(EXERCISE BRIEF) Below are some entries. Copy each line that holds the string "Festa".

(INPUT DATA)
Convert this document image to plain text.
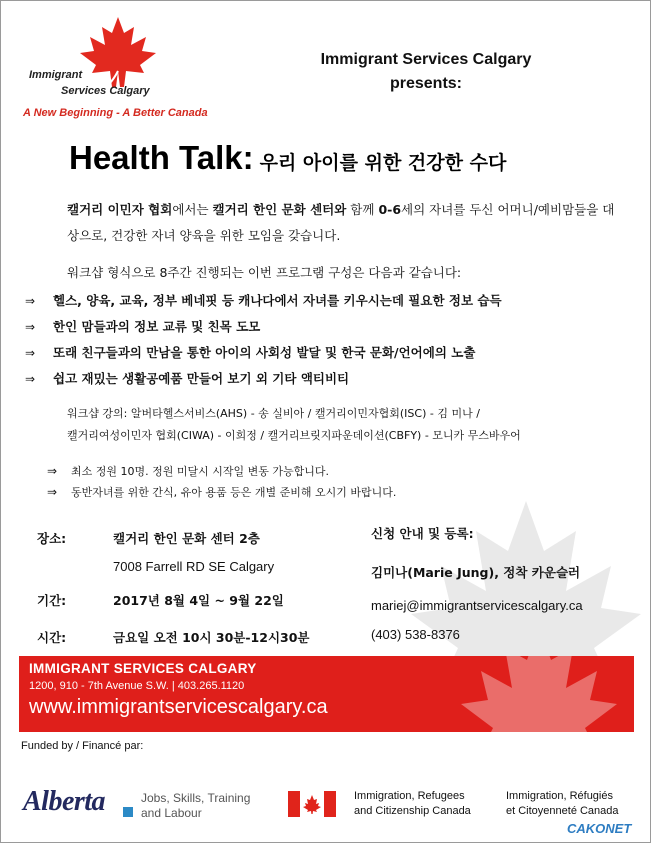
Immigrant
Services Calgary
A New Beginning - A Better Canada
Immigrant Services Calgary
presents:
Health Talk: 우리 아이를 위한 건강한 수다

캘거리 이민자 협회에서는 캘거리 한인 문화 센터와 함께 0-6세의 자녀를 두신 어머니/예비맘들을 대상으로, 건강한 자녀 양육을 위한 모임을 갖습니다.

워크샵 형식으로 8주간 진행되는 이번 프로그램 구성은 다음과 같습니다:
⇒ 헬스, 양육, 교육, 정부 베네핏 등 캐나다에서 자녀를 키우시는데 필요한 정보 습득
⇒ 한인 맘들과의 정보 교류 및 친목 도모
⇒ 또래 친구들과의 만남을 통한 아이의 사회성 발달 및 한국 문화/언어에의 노출
⇒ 쉽고 재밌는 생활공예품 만들어 보기 외 기타 액티비티
워크샵 강의: 알버타헬스서비스(AHS) - 송 실비아 / 캘거리이민자협회(ISC) - 김 미나 /
캘거리여성이민자 협회(CIWA) - 이희정 / 캘거리브릿지파운데이션(CBFY) - 모니카 무스바우어
⇒ 최소 정원 10명. 정원 미달시 시작일 변동 가능합니다.
⇒ 동반자녀를 위한 간식, 유아 용품 등은 개별 준비해 오시기 바랍니다.
장소:	캘거리 한인 문화 센터 2층
7008 Farrell RD SE Calgary
기간:	2017년 8월 4일 ~ 9월 22일
시간:	금요일 오전 10시 30분-12시30분
신청 안내 및 등록:
김미나(Marie Jung), 정착 카운슬러
mariej@immigrantservicescalgary.ca
(403) 538-8376
IMMIGRANT SERVICES CALGARY
1200, 910 - 7th Avenue S.W. | 403.265.1120
www.immigrantservicescalgary.ca
Funded by / Financé par:
Alberta	Jobs, Skills, Training
and Labour
Immigration, Refugees
and Citizenship Canada
Immigration, Réfugiés
et Citoyenneté Canada
CAKONET
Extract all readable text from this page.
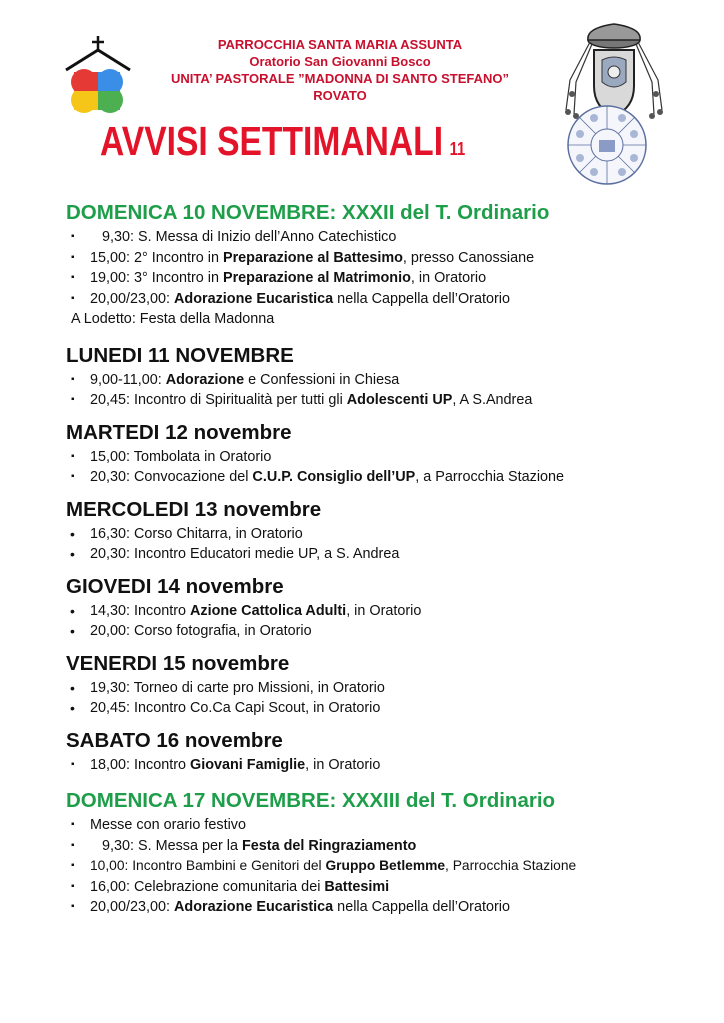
PARROCCHIA SANTA MARIA ASSUNTA
Oratorio San Giovanni Bosco
UNITA’ PASTORALE ”MADONNA DI SANTO STEFANO”
ROVATO
AVVISI SETTIMANALI 11
DOMENICA 10 NOVEMBRE: XXXII del T. Ordinario
▪ 9,30: S. Messa di Inizio dell’Anno Catechistico
▪ 15,00: 2° Incontro in Preparazione al Battesimo, presso Canossiane
▪ 19,00: 3° Incontro in Preparazione al Matrimonio, in Oratorio
▪ 20,00/23,00: Adorazione Eucaristica nella Cappella dell’Oratorio
A Lodetto: Festa della Madonna
LUNEDI 11 NOVEMBRE
▪ 9,00-11,00: Adorazione e Confessioni in Chiesa
▪ 20,45: Incontro di Spiritualità per tutti gli Adolescenti UP, A S.Andrea
MARTEDI 12 novembre
▪ 15,00: Tombolata in Oratorio
▪ 20,30: Convocazione del C.U.P. Consiglio dell’UP, a Parrocchia Stazione
MERCOLEDI 13 novembre
• 16,30: Corso Chitarra, in Oratorio
• 20,30: Incontro Educatori medie UP, a S. Andrea
GIOVEDI 14 novembre
• 14,30: Incontro Azione Cattolica Adulti, in Oratorio
• 20,00: Corso fotografia, in Oratorio
VENERDI 15 novembre
• 19,30: Torneo di carte pro Missioni, in Oratorio
• 20,45: Incontro Co.Ca Capi Scout, in Oratorio
SABATO 16 novembre
▪ 18,00: Incontro Giovani Famiglie, in Oratorio
DOMENICA 17 NOVEMBRE: XXXIII del T. Ordinario
▪ Messe con orario festivo
▪ 9,30: S. Messa per la Festa del Ringraziamento
▪ 10,00: Incontro Bambini e Genitori del Gruppo Betlemme, Parrocchia Stazione
▪ 16,00: Celebrazione comunitaria dei Battesimi
▪ 20,00/23,00: Adorazione Eucaristica nella Cappella dell’Oratorio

(RESPONSE BELOW)
A Lodetto: Festa della Madonna
▪ 9,30: S. Messa per la Festa del Ringraziamento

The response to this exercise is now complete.